### Problem details
Write out the whole listing, matching it exactly.

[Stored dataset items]
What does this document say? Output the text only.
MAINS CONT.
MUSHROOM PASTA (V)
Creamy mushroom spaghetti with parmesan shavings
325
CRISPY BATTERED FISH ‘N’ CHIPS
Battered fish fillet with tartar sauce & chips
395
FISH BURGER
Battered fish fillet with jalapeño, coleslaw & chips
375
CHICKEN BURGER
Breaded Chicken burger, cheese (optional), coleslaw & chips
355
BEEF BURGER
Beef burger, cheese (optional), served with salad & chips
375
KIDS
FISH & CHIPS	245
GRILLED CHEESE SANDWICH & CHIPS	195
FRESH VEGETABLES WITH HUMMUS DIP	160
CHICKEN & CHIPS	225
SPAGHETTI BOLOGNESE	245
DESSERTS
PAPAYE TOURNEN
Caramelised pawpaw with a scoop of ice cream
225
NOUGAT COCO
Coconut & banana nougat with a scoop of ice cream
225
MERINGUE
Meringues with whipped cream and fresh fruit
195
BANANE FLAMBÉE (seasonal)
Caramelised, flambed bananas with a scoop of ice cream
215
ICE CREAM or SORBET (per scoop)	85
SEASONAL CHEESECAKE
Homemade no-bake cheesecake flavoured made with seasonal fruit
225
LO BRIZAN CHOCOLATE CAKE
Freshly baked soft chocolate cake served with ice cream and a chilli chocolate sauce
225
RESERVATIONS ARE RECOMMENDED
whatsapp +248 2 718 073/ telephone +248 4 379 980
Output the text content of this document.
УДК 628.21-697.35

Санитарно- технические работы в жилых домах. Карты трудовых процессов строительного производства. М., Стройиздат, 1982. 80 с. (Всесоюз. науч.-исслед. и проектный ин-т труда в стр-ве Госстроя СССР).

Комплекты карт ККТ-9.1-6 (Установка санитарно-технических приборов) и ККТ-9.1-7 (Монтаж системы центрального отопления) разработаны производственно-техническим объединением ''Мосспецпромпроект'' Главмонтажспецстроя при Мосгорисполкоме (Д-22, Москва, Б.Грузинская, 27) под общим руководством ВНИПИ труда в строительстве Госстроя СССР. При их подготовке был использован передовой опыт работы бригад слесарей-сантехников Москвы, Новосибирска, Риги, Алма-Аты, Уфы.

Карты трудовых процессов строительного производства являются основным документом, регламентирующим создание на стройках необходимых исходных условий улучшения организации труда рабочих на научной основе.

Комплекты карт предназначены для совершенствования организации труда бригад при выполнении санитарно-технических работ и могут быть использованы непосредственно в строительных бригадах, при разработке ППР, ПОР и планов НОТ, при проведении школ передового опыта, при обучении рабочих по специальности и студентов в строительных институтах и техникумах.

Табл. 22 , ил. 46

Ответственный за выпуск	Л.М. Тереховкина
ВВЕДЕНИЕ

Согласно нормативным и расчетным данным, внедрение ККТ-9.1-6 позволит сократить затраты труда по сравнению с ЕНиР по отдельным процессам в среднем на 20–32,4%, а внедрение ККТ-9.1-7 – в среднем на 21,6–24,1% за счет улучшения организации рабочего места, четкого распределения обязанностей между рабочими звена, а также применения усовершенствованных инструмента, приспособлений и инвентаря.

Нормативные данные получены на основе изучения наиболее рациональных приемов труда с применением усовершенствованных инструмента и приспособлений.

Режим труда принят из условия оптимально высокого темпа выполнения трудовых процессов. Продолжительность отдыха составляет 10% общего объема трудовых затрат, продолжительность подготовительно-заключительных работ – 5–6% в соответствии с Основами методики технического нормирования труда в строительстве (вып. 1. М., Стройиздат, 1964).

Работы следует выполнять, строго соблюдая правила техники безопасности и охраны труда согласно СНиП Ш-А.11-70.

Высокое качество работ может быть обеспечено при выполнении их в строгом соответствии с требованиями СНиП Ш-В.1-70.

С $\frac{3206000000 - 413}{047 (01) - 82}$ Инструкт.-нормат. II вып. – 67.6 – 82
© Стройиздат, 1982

### The completed task
What does this document say? Output the text only.
MAINS CONT.
MUSHROOM PASTA (V)
Creamy mushroom spaghetti with parmesan shavings
325
CRISPY BATTERED FISH ‘N’ CHIPS
Battered fish fillet with tartar sauce & chips
395
FISH BURGER
Battered fish fillet with jalapeño, coleslaw & chips
375
CHICKEN BURGER
Breaded Chicken burger, cheese (optional), coleslaw & chips
355
BEEF BURGER
Beef burger, cheese (optional), served with salad & chips
375
KIDS
FISH & CHIPS	245
GRILLED CHEESE SANDWICH & CHIPS	195
FRESH VEGETABLES WITH HUMMUS DIP	160
CHICKEN & CHIPS	225
SPAGHETTI BOLOGNESE	245
DESSERTS
PAPAYE TOURNEN
Caramelised pawpaw with a scoop of ice cream
225
NOUGAT COCO
Coconut & banana nougat with a scoop of ice cream
225
MERINGUE
Meringues with whipped cream and fresh fruit
195
BANANE FLAMBÉE (seasonal)
Caramelised, flambed bananas with a scoop of ice cream
215
ICE CREAM or SORBET (per scoop)	85
SEASONAL CHEESECAKE
Homemade no-bake cheesecake flavoured made with seasonal fruit
225
LO BRIZAN CHOCOLATE CAKE
Freshly baked soft chocolate cake served with ice cream and a chilli chocolate sauce
225
RESERVATIONS ARE RECOMMENDED
whatsapp +248 2 718 073/ telephone +248 4 379 980
Output the text content of this document.
УДК 628.21-697.35

Санитарно- технические работы в жилых домах. Карты трудовых процессов строительного производства. М., Стройиздат, 1982. 80 с. (Всесоюз. науч.-исслед. и проектный ин-т труда в стр-ве Госстроя СССР).

Комплекты карт ККТ-9.1-6 (Установка санитарно-технических приборов) и ККТ-9.1-7 (Монтаж системы центрального отопления) разработаны производственно-техническим объединением ''Мосспецпромпроект'' Главмонтажспецстроя при Мосгорисполкоме (Д-22, Москва, Б.Грузинская, 27) под общим руководством ВНИПИ труда в строительстве Госстроя СССР. При их подготовке был использован передовой опыт работы бригад слесарей-сантехников Москвы, Новосибирска, Риги, Алма-Аты, Уфы.

Карты трудовых процессов строительного производства являются основным документом, регламентирующим создание на стройках необходимых исходных условий улучшения организации труда рабочих на научной основе.

Комплекты карт предназначены для совершенствования организации труда бригад при выполнении санитарно-технических работ и могут быть использованы непосредственно в строительных бригадах, при разработке ППР, ПОР и планов НОТ, при проведении школ передового опыта, при обучении рабочих по специальности и студентов в строительных институтах и техникумах.

Табл. 22 , ил. 46

Ответственный за выпуск	Л.М. Тереховкина
ВВЕДЕНИЕ

Согласно нормативным и расчетным данным, внедрение ККТ-9.1-6 позволит сократить затраты труда по сравнению с ЕНиР по отдельным процессам в среднем на 20–32,4%, а внедрение ККТ-9.1-7 – в среднем на 21,6–24,1% за счет улучшения организации рабочего места, четкого распределения обязанностей между рабочими звена, а также применения усовершенствованных инструмента, приспособлений и инвентаря.

Нормативные данные получены на основе изучения наиболее рациональных приемов труда с применением усовершенствованных инструмента и приспособлений.

Режим труда принят из условия оптимально высокого темпа выполнения трудовых процессов. Продолжительность отдыха составляет 10% общего объема трудовых затрат, продолжительность подготовительно-заключительных работ – 5–6% в соответствии с Основами методики технического нормирования труда в строительстве (вып. 1. М., Стройиздат, 1964).

Работы следует выполнять, строго соблюдая правила техники безопасности и охраны труда согласно СНиП Ш-А.11-70.

Высокое качество работ может быть обеспечено при выполнении их в строгом соответствии с требованиями СНиП Ш-В.1-70.

С $\frac{3206000000 - 413}{047 (01) - 82}$ Инструкт.-нормат. II вып. – 67.6 – 82
© Стройиздат, 1982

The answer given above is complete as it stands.